Records contained in a dataset
⟨

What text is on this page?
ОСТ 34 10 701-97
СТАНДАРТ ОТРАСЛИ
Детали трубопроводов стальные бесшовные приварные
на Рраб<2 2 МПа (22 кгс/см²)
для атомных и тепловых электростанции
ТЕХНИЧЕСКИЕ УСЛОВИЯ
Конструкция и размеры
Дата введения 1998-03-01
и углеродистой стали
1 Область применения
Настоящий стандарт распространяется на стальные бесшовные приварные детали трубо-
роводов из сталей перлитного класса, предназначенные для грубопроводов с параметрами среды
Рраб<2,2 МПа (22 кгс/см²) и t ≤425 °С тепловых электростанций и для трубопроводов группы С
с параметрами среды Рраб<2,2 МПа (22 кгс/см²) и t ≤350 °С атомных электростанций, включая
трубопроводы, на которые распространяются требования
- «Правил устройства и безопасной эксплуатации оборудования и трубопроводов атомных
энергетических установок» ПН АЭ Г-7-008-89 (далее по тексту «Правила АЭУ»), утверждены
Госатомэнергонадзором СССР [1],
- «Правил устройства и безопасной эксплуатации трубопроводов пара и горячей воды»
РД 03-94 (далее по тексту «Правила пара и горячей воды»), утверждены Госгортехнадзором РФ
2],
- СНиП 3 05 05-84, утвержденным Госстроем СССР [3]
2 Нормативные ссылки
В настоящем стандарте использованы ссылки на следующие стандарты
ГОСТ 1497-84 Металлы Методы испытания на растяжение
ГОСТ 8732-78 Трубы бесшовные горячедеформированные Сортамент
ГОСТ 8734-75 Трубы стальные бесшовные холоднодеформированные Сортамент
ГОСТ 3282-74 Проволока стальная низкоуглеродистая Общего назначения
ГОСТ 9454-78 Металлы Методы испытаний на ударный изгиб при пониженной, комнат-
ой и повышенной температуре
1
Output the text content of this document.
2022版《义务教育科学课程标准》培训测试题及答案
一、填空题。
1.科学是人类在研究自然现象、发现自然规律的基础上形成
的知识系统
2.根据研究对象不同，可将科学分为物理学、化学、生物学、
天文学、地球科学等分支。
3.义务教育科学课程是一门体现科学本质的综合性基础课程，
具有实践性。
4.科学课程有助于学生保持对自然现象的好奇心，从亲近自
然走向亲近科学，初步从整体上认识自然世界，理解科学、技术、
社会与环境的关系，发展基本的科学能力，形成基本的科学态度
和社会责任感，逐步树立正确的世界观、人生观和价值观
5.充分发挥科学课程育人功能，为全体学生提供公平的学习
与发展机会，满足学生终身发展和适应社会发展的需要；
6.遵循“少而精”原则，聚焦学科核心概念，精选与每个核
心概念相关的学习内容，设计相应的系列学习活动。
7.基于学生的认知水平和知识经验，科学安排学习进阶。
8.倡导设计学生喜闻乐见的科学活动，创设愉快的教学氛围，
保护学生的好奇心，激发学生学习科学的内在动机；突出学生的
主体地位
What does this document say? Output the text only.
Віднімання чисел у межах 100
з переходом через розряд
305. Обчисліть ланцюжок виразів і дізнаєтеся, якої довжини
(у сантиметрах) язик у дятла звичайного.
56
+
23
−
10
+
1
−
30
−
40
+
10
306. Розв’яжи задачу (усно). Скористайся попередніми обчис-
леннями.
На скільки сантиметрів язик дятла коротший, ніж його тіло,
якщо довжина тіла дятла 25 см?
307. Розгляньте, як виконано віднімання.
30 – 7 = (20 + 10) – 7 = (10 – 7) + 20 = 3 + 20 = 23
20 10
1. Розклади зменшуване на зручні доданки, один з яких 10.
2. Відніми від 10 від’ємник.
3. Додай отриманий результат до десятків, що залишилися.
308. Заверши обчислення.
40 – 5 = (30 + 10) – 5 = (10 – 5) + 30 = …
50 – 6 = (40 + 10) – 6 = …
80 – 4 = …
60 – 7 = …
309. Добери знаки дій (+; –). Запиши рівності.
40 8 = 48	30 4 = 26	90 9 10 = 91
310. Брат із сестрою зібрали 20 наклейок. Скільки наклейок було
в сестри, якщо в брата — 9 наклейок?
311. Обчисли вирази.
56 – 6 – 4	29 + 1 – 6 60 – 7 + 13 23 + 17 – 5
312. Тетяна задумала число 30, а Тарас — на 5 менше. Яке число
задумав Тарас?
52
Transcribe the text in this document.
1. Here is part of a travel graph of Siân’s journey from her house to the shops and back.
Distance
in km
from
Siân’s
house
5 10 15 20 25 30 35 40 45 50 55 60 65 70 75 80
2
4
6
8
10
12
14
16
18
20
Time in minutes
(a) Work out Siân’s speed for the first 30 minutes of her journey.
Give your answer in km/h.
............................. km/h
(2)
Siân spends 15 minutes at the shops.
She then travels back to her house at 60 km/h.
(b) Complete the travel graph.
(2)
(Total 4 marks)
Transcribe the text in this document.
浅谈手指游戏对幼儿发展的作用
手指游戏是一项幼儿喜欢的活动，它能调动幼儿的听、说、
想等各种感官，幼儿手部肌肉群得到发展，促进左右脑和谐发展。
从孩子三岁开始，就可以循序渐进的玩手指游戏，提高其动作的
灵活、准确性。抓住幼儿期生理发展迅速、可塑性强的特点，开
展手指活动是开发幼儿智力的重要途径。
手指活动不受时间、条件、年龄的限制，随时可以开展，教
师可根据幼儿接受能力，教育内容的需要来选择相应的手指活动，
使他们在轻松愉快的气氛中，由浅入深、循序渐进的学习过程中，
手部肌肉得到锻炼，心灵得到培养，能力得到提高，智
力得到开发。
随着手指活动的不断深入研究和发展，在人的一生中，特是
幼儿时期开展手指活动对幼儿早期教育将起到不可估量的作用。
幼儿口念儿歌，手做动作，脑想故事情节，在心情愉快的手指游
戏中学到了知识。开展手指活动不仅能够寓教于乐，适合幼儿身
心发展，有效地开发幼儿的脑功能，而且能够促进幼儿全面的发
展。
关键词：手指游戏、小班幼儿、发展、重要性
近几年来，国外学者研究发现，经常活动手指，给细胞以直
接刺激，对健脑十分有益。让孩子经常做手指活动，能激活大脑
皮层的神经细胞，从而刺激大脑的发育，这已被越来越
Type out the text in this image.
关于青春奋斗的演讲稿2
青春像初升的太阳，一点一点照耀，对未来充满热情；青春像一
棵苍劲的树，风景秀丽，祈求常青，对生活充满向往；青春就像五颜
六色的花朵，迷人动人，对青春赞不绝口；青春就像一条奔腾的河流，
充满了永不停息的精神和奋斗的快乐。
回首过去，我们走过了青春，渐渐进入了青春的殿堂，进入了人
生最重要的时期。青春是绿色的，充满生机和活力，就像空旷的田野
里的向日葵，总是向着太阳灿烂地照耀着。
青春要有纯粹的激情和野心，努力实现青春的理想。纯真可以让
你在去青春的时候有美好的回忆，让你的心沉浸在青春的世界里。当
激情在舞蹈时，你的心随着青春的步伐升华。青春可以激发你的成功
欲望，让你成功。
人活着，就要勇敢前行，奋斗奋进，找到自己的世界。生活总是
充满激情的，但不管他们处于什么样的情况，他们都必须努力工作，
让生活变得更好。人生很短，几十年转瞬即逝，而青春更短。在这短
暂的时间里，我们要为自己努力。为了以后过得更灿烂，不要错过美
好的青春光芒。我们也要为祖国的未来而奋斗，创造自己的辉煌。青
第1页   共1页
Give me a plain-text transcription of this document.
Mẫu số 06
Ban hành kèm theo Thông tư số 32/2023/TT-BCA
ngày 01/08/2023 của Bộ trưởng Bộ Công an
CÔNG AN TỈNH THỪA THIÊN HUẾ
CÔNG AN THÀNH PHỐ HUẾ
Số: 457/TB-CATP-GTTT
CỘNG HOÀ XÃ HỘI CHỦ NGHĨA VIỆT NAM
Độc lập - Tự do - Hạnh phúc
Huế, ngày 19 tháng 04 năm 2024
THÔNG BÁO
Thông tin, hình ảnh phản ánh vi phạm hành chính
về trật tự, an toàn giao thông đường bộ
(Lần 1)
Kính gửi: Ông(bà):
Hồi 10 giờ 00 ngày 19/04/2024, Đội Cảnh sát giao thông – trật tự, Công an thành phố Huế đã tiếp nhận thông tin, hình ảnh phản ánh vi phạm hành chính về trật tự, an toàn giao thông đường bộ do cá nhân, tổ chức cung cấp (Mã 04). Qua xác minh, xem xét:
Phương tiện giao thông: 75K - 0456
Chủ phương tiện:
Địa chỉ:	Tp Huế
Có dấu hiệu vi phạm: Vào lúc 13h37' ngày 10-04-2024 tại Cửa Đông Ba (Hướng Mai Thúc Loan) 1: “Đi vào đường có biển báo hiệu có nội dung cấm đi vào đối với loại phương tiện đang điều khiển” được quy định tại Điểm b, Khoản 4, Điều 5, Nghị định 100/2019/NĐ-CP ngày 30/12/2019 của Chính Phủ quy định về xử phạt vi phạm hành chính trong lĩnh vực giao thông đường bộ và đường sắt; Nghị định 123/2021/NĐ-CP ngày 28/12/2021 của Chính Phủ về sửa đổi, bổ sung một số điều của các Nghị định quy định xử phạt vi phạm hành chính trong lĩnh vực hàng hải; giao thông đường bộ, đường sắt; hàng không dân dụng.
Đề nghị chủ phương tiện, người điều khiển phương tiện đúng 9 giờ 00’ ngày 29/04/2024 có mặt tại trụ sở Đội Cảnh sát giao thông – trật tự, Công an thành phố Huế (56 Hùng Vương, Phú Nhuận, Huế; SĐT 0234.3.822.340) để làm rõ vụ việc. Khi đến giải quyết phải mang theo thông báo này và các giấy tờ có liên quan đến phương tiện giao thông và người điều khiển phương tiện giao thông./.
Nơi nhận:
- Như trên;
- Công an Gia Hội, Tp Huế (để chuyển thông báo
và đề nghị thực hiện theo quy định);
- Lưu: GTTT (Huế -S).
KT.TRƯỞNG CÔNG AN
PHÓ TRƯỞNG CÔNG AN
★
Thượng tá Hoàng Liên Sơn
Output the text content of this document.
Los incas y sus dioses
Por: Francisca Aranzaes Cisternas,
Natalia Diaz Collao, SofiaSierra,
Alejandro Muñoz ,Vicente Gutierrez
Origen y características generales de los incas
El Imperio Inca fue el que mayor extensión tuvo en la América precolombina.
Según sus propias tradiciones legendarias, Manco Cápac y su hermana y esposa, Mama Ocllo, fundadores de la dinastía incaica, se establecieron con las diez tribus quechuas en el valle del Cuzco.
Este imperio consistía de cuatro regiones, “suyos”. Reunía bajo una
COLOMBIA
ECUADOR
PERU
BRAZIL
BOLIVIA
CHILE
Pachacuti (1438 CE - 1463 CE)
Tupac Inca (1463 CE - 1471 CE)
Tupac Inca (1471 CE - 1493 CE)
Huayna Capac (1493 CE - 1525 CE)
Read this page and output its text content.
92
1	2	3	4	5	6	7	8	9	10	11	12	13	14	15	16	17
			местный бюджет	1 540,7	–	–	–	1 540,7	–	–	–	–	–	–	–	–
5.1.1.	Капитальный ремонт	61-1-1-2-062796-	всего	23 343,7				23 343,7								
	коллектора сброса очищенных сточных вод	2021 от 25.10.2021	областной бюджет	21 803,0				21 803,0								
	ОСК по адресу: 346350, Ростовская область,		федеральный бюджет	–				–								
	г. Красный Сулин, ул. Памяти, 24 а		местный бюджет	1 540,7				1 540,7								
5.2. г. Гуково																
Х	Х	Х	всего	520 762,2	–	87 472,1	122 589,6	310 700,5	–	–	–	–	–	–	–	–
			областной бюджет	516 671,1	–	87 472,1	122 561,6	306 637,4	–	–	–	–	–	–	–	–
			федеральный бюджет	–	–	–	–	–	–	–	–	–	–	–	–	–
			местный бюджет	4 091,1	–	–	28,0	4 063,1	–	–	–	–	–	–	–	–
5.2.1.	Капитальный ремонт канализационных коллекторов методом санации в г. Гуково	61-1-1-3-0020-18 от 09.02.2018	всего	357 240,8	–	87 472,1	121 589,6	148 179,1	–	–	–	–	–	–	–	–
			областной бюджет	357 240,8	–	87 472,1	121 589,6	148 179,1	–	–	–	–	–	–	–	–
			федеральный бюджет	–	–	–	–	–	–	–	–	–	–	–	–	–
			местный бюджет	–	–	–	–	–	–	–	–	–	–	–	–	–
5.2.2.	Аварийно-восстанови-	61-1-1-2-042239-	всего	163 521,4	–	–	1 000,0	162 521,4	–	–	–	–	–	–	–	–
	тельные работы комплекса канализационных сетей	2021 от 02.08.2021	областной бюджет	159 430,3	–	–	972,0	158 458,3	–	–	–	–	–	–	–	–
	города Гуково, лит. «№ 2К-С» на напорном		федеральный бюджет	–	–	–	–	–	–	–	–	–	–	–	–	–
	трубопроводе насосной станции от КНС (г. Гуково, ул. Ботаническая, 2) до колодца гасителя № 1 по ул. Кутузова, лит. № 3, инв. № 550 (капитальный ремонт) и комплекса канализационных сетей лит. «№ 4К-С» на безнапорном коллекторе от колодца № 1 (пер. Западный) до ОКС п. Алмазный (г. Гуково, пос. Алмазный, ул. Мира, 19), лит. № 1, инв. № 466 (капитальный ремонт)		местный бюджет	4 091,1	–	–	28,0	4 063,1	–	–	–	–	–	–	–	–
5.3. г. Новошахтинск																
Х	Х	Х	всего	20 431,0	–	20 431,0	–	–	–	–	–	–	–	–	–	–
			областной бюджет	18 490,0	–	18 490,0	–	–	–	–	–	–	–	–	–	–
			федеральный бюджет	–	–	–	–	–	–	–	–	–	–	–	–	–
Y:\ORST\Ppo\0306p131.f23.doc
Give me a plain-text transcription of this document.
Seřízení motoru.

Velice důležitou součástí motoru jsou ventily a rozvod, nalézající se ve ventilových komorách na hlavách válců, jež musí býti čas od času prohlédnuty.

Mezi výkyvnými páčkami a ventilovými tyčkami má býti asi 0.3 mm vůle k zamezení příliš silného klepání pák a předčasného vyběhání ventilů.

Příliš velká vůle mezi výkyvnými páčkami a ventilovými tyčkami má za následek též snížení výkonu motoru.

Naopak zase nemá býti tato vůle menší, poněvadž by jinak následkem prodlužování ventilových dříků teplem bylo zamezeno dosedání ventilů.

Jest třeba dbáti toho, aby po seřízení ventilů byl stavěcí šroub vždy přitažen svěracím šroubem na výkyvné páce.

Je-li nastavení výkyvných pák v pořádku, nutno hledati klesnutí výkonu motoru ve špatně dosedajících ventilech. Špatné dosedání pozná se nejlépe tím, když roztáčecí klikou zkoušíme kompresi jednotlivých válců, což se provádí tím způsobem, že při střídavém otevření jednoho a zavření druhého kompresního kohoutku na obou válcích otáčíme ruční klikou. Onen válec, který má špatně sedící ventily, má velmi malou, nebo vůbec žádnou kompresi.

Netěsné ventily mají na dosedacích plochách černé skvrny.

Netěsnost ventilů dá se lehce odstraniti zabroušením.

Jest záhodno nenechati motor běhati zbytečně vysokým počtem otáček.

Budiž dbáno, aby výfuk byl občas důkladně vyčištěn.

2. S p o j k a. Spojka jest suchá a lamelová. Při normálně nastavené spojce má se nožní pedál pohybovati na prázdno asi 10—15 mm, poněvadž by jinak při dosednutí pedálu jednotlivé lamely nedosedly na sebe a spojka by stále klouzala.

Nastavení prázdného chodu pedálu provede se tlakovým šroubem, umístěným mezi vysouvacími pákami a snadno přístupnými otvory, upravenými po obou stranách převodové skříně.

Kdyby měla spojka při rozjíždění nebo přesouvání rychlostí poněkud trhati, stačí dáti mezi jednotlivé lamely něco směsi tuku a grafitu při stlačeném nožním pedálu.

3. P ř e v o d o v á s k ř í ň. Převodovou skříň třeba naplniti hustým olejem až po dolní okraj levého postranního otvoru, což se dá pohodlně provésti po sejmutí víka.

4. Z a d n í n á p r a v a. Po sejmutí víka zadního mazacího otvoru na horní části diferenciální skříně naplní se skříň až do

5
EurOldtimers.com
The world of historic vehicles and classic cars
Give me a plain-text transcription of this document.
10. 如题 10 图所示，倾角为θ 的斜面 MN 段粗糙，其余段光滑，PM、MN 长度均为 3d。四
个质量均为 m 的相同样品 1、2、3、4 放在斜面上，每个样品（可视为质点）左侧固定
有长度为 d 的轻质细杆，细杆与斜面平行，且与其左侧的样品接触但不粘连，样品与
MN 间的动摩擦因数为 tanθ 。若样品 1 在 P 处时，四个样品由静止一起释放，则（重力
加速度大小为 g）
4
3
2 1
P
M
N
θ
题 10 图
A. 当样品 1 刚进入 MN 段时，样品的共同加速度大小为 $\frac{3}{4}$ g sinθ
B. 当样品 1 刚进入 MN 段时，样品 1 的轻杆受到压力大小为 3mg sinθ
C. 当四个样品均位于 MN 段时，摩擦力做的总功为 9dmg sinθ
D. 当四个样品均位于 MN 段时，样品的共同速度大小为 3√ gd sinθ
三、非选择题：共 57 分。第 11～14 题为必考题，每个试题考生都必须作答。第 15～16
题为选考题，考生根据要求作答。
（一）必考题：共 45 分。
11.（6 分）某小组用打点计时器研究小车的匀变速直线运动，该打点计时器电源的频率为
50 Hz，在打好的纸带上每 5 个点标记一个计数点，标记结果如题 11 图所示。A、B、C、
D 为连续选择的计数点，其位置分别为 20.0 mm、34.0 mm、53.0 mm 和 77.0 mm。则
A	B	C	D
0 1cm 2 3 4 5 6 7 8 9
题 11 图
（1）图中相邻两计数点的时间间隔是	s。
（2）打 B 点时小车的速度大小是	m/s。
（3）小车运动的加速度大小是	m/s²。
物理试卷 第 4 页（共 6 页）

⟩

▶ **TASK**
In the entries above, how many lines contain the word "приварные"? Answer with the number only.

▶ **EXERCISE RESULT**
2